Materials provided →
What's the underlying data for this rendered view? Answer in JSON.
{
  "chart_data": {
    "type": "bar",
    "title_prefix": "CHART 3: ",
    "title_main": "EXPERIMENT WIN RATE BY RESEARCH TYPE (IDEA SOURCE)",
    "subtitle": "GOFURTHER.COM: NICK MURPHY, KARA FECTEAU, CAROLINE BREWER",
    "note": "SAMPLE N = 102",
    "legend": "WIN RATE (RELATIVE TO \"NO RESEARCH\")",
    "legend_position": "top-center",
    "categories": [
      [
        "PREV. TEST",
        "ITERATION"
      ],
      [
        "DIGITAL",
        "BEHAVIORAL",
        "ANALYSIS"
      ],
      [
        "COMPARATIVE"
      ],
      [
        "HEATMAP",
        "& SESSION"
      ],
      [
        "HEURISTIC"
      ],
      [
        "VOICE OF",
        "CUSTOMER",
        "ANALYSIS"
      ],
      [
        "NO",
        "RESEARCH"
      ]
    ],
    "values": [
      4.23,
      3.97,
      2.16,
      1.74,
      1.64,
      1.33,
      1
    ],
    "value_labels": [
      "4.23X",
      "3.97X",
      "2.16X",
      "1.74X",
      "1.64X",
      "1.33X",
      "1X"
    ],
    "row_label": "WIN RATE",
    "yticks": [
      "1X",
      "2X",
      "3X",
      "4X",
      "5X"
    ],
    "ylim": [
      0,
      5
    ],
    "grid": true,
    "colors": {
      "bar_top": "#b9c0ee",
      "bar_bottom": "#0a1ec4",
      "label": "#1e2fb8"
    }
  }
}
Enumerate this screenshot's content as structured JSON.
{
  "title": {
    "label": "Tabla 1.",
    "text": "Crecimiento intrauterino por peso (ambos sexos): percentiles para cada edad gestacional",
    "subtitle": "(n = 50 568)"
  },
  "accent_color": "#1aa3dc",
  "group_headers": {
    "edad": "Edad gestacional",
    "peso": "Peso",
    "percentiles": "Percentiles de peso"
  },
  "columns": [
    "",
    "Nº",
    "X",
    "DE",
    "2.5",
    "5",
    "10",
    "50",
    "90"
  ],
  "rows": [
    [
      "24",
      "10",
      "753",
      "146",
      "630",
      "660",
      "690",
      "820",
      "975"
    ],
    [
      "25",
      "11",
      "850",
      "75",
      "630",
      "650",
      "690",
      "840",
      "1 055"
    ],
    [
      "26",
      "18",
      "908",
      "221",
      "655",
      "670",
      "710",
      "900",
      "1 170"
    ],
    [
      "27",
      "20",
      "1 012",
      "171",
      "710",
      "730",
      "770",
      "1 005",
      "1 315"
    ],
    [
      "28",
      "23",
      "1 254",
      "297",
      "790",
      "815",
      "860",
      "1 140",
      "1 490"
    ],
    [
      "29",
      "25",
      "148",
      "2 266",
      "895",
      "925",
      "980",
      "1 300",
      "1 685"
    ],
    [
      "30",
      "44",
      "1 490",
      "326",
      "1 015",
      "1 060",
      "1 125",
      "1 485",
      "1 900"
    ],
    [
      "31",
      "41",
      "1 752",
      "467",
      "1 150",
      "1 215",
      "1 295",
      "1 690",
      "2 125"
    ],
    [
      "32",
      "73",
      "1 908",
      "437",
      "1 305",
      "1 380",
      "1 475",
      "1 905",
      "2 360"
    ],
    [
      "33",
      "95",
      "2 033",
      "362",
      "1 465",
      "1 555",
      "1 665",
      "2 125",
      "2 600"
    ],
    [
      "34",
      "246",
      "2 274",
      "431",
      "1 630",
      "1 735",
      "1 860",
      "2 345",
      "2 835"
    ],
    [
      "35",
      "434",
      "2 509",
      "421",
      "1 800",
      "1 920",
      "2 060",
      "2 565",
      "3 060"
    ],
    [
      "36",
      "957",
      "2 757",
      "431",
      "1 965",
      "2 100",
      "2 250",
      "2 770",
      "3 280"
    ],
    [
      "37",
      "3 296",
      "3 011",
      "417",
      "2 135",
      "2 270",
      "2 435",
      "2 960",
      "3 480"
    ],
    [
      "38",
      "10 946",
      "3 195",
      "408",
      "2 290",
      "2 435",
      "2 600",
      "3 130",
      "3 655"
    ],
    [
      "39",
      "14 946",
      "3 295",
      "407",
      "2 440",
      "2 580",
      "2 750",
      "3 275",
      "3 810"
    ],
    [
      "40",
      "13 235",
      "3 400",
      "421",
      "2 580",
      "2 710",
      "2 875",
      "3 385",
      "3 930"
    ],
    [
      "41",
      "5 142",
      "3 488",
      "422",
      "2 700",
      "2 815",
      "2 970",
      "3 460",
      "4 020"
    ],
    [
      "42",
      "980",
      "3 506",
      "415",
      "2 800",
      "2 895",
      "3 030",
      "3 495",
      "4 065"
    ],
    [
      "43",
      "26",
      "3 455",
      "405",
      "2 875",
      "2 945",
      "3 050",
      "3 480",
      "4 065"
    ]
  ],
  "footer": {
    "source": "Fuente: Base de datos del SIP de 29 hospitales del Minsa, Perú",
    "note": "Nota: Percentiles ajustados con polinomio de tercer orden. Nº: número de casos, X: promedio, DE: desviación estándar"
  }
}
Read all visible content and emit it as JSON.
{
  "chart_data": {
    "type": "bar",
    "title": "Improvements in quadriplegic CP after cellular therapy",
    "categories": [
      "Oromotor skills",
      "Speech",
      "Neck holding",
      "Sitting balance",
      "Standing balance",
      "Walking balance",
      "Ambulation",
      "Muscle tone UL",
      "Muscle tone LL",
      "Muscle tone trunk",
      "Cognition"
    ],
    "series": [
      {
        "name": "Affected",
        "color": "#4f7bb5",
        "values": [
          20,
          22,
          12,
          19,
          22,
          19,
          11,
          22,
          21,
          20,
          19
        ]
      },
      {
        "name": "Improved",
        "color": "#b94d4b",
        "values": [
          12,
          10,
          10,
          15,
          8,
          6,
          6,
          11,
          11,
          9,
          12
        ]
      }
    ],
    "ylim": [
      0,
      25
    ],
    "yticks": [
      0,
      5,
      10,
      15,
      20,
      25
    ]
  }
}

Problem statement →
Return all of the data exactly as it reads.

Finished task →
What's the underlying data for this rendered view? Answer in JSON.
{
  "chart_data": {
    "type": "bar",
    "title_prefix": "CHART 3: ",
    "title_main": "EXPERIMENT WIN RATE BY RESEARCH TYPE (IDEA SOURCE)",
    "subtitle": "GOFURTHER.COM: NICK MURPHY, KARA FECTEAU, CAROLINE BREWER",
    "note": "SAMPLE N = 102",
    "legend": "WIN RATE (RELATIVE TO \"NO RESEARCH\")",
    "legend_position": "top-center",
    "categories": [
      [
        "PREV. TEST",
        "ITERATION"
      ],
      [
        "DIGITAL",
        "BEHAVIORAL",
        "ANALYSIS"
      ],
      [
        "COMPARATIVE"
      ],
      [
        "HEATMAP",
        "& SESSION"
      ],
      [
        "HEURISTIC"
      ],
      [
        "VOICE OF",
        "CUSTOMER",
        "ANALYSIS"
      ],
      [
        "NO",
        "RESEARCH"
      ]
    ],
    "values": [
      4.23,
      3.97,
      2.16,
      1.74,
      1.64,
      1.33,
      1
    ],
    "value_labels": [
      "4.23X",
      "3.97X",
      "2.16X",
      "1.74X",
      "1.64X",
      "1.33X",
      "1X"
    ],
    "row_label": "WIN RATE",
    "yticks": [
      "1X",
      "2X",
      "3X",
      "4X",
      "5X"
    ],
    "ylim": [
      0,
      5
    ],
    "grid": true,
    "colors": {
      "bar_top": "#b9c0ee",
      "bar_bottom": "#0a1ec4",
      "label": "#1e2fb8"
    }
  }
}
Enumerate this screenshot's content as structured JSON.
{
  "title": {
    "label": "Tabla 1.",
    "text": "Crecimiento intrauterino por peso (ambos sexos): percentiles para cada edad gestacional",
    "subtitle": "(n = 50 568)"
  },
  "accent_color": "#1aa3dc",
  "group_headers": {
    "edad": "Edad gestacional",
    "peso": "Peso",
    "percentiles": "Percentiles de peso"
  },
  "columns": [
    "",
    "Nº",
    "X",
    "DE",
    "2.5",
    "5",
    "10",
    "50",
    "90"
  ],
  "rows": [
    [
      "24",
      "10",
      "753",
      "146",
      "630",
      "660",
      "690",
      "820",
      "975"
    ],
    [
      "25",
      "11",
      "850",
      "75",
      "630",
      "650",
      "690",
      "840",
      "1 055"
    ],
    [
      "26",
      "18",
      "908",
      "221",
      "655",
      "670",
      "710",
      "900",
      "1 170"
    ],
    [
      "27",
      "20",
      "1 012",
      "171",
      "710",
      "730",
      "770",
      "1 005",
      "1 315"
    ],
    [
      "28",
      "23",
      "1 254",
      "297",
      "790",
      "815",
      "860",
      "1 140",
      "1 490"
    ],
    [
      "29",
      "25",
      "148",
      "2 266",
      "895",
      "925",
      "980",
      "1 300",
      "1 685"
    ],
    [
      "30",
      "44",
      "1 490",
      "326",
      "1 015",
      "1 060",
      "1 125",
      "1 485",
      "1 900"
    ],
    [
      "31",
      "41",
      "1 752",
      "467",
      "1 150",
      "1 215",
      "1 295",
      "1 690",
      "2 125"
    ],
    [
      "32",
      "73",
      "1 908",
      "437",
      "1 305",
      "1 380",
      "1 475",
      "1 905",
      "2 360"
    ],
    [
      "33",
      "95",
      "2 033",
      "362",
      "1 465",
      "1 555",
      "1 665",
      "2 125",
      "2 600"
    ],
    [
      "34",
      "246",
      "2 274",
      "431",
      "1 630",
      "1 735",
      "1 860",
      "2 345",
      "2 835"
    ],
    [
      "35",
      "434",
      "2 509",
      "421",
      "1 800",
      "1 920",
      "2 060",
      "2 565",
      "3 060"
    ],
    [
      "36",
      "957",
      "2 757",
      "431",
      "1 965",
      "2 100",
      "2 250",
      "2 770",
      "3 280"
    ],
    [
      "37",
      "3 296",
      "3 011",
      "417",
      "2 135",
      "2 270",
      "2 435",
      "2 960",
      "3 480"
    ],
    [
      "38",
      "10 946",
      "3 195",
      "408",
      "2 290",
      "2 435",
      "2 600",
      "3 130",
      "3 655"
    ],
    [
      "39",
      "14 946",
      "3 295",
      "407",
      "2 440",
      "2 580",
      "2 750",
      "3 275",
      "3 810"
    ],
    [
      "40",
      "13 235",
      "3 400",
      "421",
      "2 580",
      "2 710",
      "2 875",
      "3 385",
      "3 930"
    ],
    [
      "41",
      "5 142",
      "3 488",
      "422",
      "2 700",
      "2 815",
      "2 970",
      "3 460",
      "4 020"
    ],
    [
      "42",
      "980",
      "3 506",
      "415",
      "2 800",
      "2 895",
      "3 030",
      "3 495",
      "4 065"
    ],
    [
      "43",
      "26",
      "3 455",
      "405",
      "2 875",
      "2 945",
      "3 050",
      "3 480",
      "4 065"
    ]
  ],
  "footer": {
    "source": "Fuente: Base de datos del SIP de 29 hospitales del Minsa, Perú",
    "note": "Nota: Percentiles ajustados con polinomio de tercer orden. Nº: número de casos, X: promedio, DE: desviación estándar"
  }
}
Read all visible content and emit it as JSON.
{
  "chart_data": {
    "type": "bar",
    "title": "Improvements in quadriplegic CP after cellular therapy",
    "categories": [
      "Oromotor skills",
      "Speech",
      "Neck holding",
      "Sitting balance",
      "Standing balance",
      "Walking balance",
      "Ambulation",
      "Muscle tone UL",
      "Muscle tone LL",
      "Muscle tone trunk",
      "Cognition"
    ],
    "series": [
      {
        "name": "Affected",
        "color": "#4f7bb5",
        "values": [
          20,
          22,
          12,
          19,
          22,
          19,
          11,
          22,
          21,
          20,
          19
        ]
      },
      {
        "name": "Improved",
        "color": "#b94d4b",
        "values": [
          12,
          10,
          10,
          15,
          8,
          6,
          6,
          11,
          11,
          9,
          12
        ]
      }
    ],
    "ylim": [
      0,
      25
    ],
    "yticks": [
      0,
      5,
      10,
      15,
      20,
      25
    ]
  }
}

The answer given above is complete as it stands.